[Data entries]

════════════════

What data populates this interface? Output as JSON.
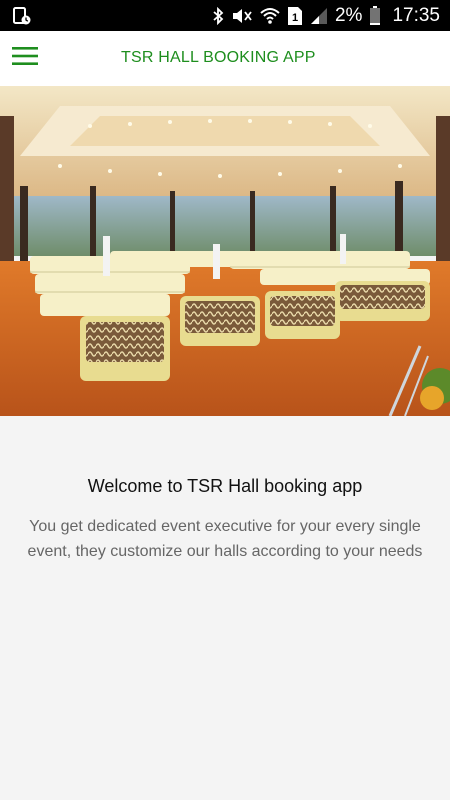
{
  "status_bar": {
    "battery_percent": "2%",
    "time": "17:35",
    "sim_slot": "1",
    "icons": [
      "screen-record-icon",
      "bluetooth-icon",
      "mute-icon",
      "wifi-icon",
      "sim-1-icon",
      "signal-icon",
      "battery-icon"
    ]
  },
  "app_bar": {
    "title": "TSR HALL BOOKING APP",
    "menu_icon": "hamburger-menu-icon",
    "accent_color": "#1e8e1e"
  },
  "hero": {
    "image": "banquet-hall-photo"
  },
  "main": {
    "heading": "Welcome to TSR Hall booking app",
    "description": "You get dedicated event executive for your every single event, they customize our halls according to your needs"
  }
}
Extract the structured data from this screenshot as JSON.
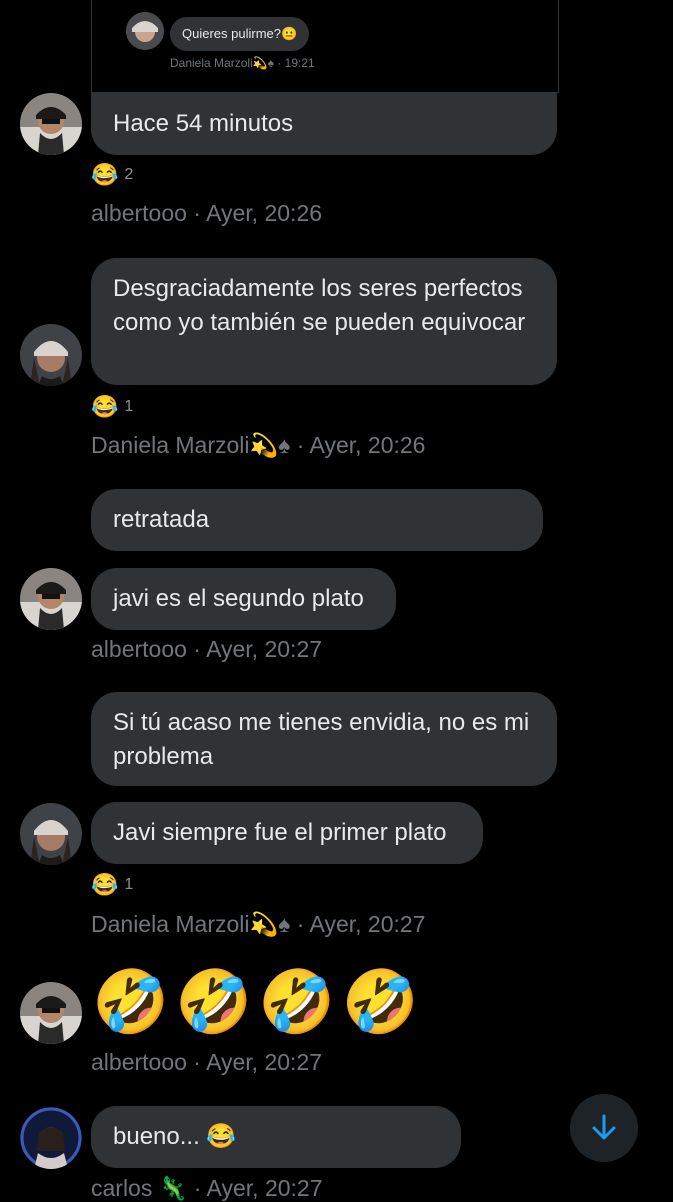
{
  "quoted": {
    "text": "Quieres pulirme?😐",
    "meta": "Daniela Marzoli💫♠ · 19:21"
  },
  "messages": [
    {
      "text": "Hace 54 minutos"
    },
    {
      "text": "Desgraciadamente los seres perfectos como yo también se pueden equivocar"
    },
    {
      "text": "retratada"
    },
    {
      "text": "javi es el segundo plato"
    },
    {
      "text": "Si tú acaso me tienes envidia, no es mi problema"
    },
    {
      "text": "Javi siempre fue el primer plato"
    },
    {
      "text": "🤣🤣🤣🤣"
    },
    {
      "text": "bueno... 😂"
    }
  ],
  "reactions": [
    {
      "emoji": "😂",
      "count": "2"
    },
    {
      "emoji": "😂",
      "count": "1"
    },
    {
      "emoji": "😂",
      "count": "1"
    }
  ],
  "metas": [
    "albertooo · Ayer, 20:26",
    "Daniela Marzoli💫♠ · Ayer, 20:26",
    "albertooo · Ayer, 20:27",
    "Daniela Marzoli💫♠ · Ayer, 20:27",
    "albertooo · Ayer, 20:27",
    "carlos 🦎 · Ayer, 20:27"
  ],
  "colors": {
    "background": "#000000",
    "bubble": "#2f3336",
    "text": "#e7e9ea",
    "muted": "#71767b",
    "accent": "#1d9bf0"
  },
  "icons": {
    "scroll_down": "arrow-down-icon"
  }
}
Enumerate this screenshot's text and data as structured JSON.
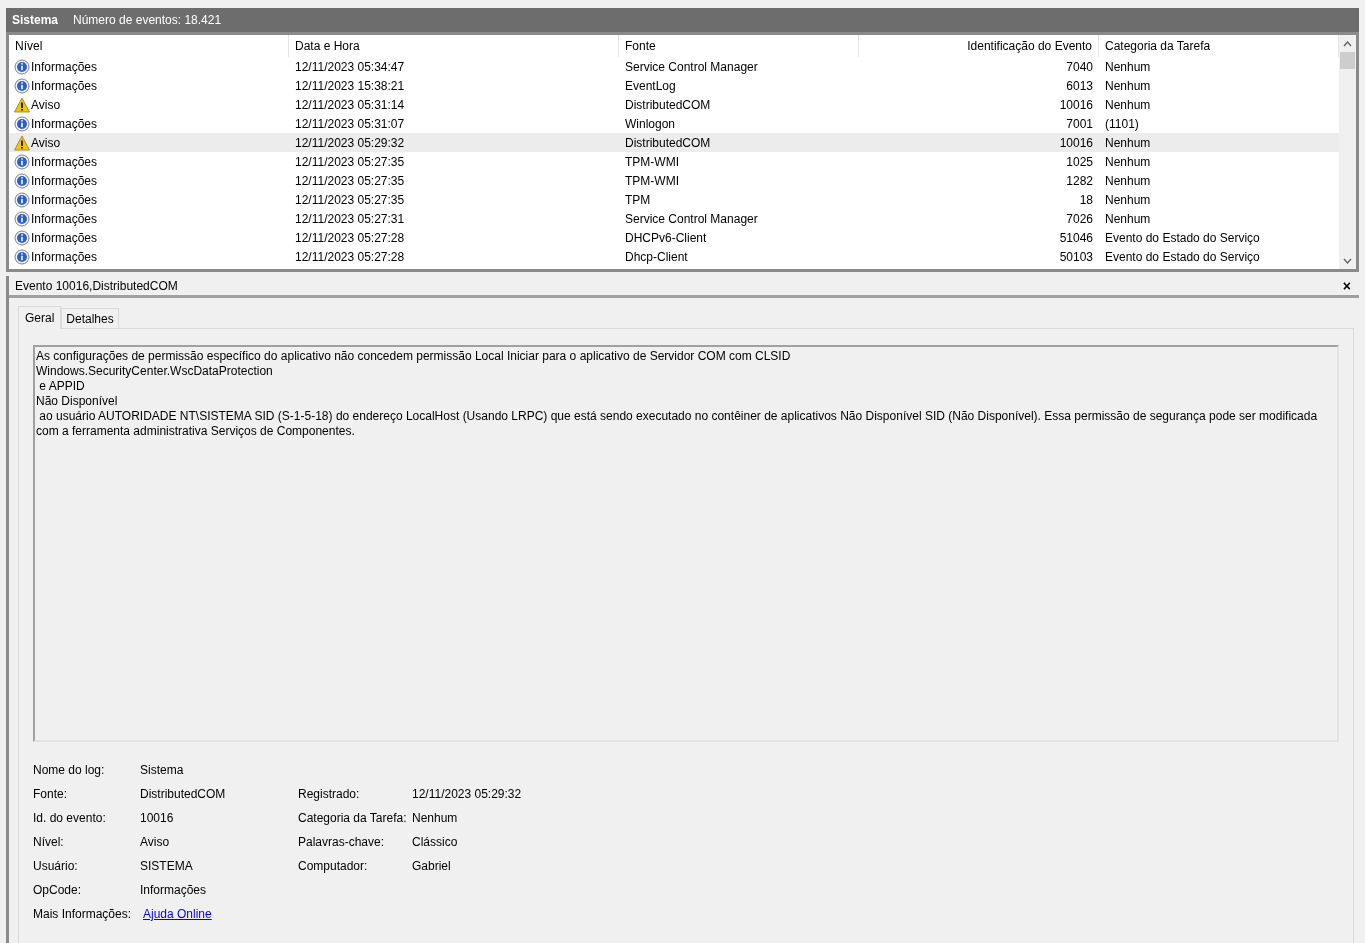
{
  "header": {
    "log_name": "Sistema",
    "event_count": "Número de eventos: 18.421"
  },
  "table": {
    "columns": [
      "Nível",
      "Data e Hora",
      "Fonte",
      "Identificação do Evento",
      "Categoria da Tarefa"
    ],
    "rows": [
      {
        "kind": "info",
        "level": "Informações",
        "date": "12/11/2023 05:34:47",
        "source": "Service Control Manager",
        "event_id": "7040",
        "category": "Nenhum",
        "selected": false
      },
      {
        "kind": "info",
        "level": "Informações",
        "date": "12/11/2023 15:38:21",
        "source": "EventLog",
        "event_id": "6013",
        "category": "Nenhum",
        "selected": false
      },
      {
        "kind": "warning",
        "level": "Aviso",
        "date": "12/11/2023 05:31:14",
        "source": "DistributedCOM",
        "event_id": "10016",
        "category": "Nenhum",
        "selected": false
      },
      {
        "kind": "info",
        "level": "Informações",
        "date": "12/11/2023 05:31:07",
        "source": "Winlogon",
        "event_id": "7001",
        "category": "(1101)",
        "selected": false
      },
      {
        "kind": "warning",
        "level": "Aviso",
        "date": "12/11/2023 05:29:32",
        "source": "DistributedCOM",
        "event_id": "10016",
        "category": "Nenhum",
        "selected": true
      },
      {
        "kind": "info",
        "level": "Informações",
        "date": "12/11/2023 05:27:35",
        "source": "TPM-WMI",
        "event_id": "1025",
        "category": "Nenhum",
        "selected": false
      },
      {
        "kind": "info",
        "level": "Informações",
        "date": "12/11/2023 05:27:35",
        "source": "TPM-WMI",
        "event_id": "1282",
        "category": "Nenhum",
        "selected": false
      },
      {
        "kind": "info",
        "level": "Informações",
        "date": "12/11/2023 05:27:35",
        "source": "TPM",
        "event_id": "18",
        "category": "Nenhum",
        "selected": false
      },
      {
        "kind": "info",
        "level": "Informações",
        "date": "12/11/2023 05:27:31",
        "source": "Service Control Manager",
        "event_id": "7026",
        "category": "Nenhum",
        "selected": false
      },
      {
        "kind": "info",
        "level": "Informações",
        "date": "12/11/2023 05:27:28",
        "source": "DHCPv6-Client",
        "event_id": "51046",
        "category": "Evento do Estado do Serviço",
        "selected": false
      },
      {
        "kind": "info",
        "level": "Informações",
        "date": "12/11/2023 05:27:28",
        "source": "Dhcp-Client",
        "event_id": "50103",
        "category": "Evento do Estado do Serviço",
        "selected": false
      }
    ]
  },
  "detail": {
    "title": "Evento 10016,DistributedCOM",
    "close": "×",
    "tabs": [
      {
        "label": "Geral",
        "selected": true
      },
      {
        "label": "Detalhes",
        "selected": false
      }
    ],
    "description": "As configurações de permissão específico do aplicativo não concedem permissão Local Iniciar para o aplicativo de Servidor COM com CLSID \nWindows.SecurityCenter.WscDataProtection\n e APPID \nNão Disponível\n ao usuário AUTORIDADE NT\\SISTEMA SID (S-1-5-18) do endereço LocalHost (Usando LRPC) que está sendo executado no contêiner de aplicativos Não Disponível SID (Não Disponível). Essa permissão de segurança pode ser modificada com a ferramenta administrativa Serviços de Componentes.",
    "properties": [
      {
        "left": {
          "label": "Nome do log:",
          "value": "Sistema",
          "kind": "text"
        }
      },
      {
        "left": {
          "label": "Fonte:",
          "value": "DistributedCOM",
          "kind": "text"
        },
        "right": {
          "label": "Registrado:",
          "value": "12/11/2023 05:29:32"
        }
      },
      {
        "left": {
          "label": "Id. do evento:",
          "value": "10016",
          "kind": "text"
        },
        "right": {
          "label": "Categoria da Tarefa:",
          "value": "Nenhum"
        }
      },
      {
        "left": {
          "label": "Nível:",
          "value": "Aviso",
          "kind": "text"
        },
        "right": {
          "label": "Palavras-chave:",
          "value": "Clássico"
        }
      },
      {
        "left": {
          "label": "Usuário:",
          "value": "SISTEMA",
          "kind": "text"
        },
        "right": {
          "label": "Computador:",
          "value": "Gabriel"
        }
      },
      {
        "left": {
          "label": "OpCode:",
          "value": "Informações",
          "kind": "text"
        }
      },
      {
        "left": {
          "label": "Mais Informações:",
          "value": "Ajuda Online",
          "kind": "link"
        }
      }
    ]
  }
}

════════════════

The task: List each line in the listing that contains the string "value".

Worked answer:
          "value": "Sistema",
          "value": "DistributedCOM",
          "value": "12/11/2023 05:29:32"
          "value": "10016",
          "value": "Nenhum"
          "value": "Aviso",
          "value": "Clássico"
          "value": "SISTEMA",
          "value": "Gabriel"
          "value": "Informações",
          "value": "Ajuda Online",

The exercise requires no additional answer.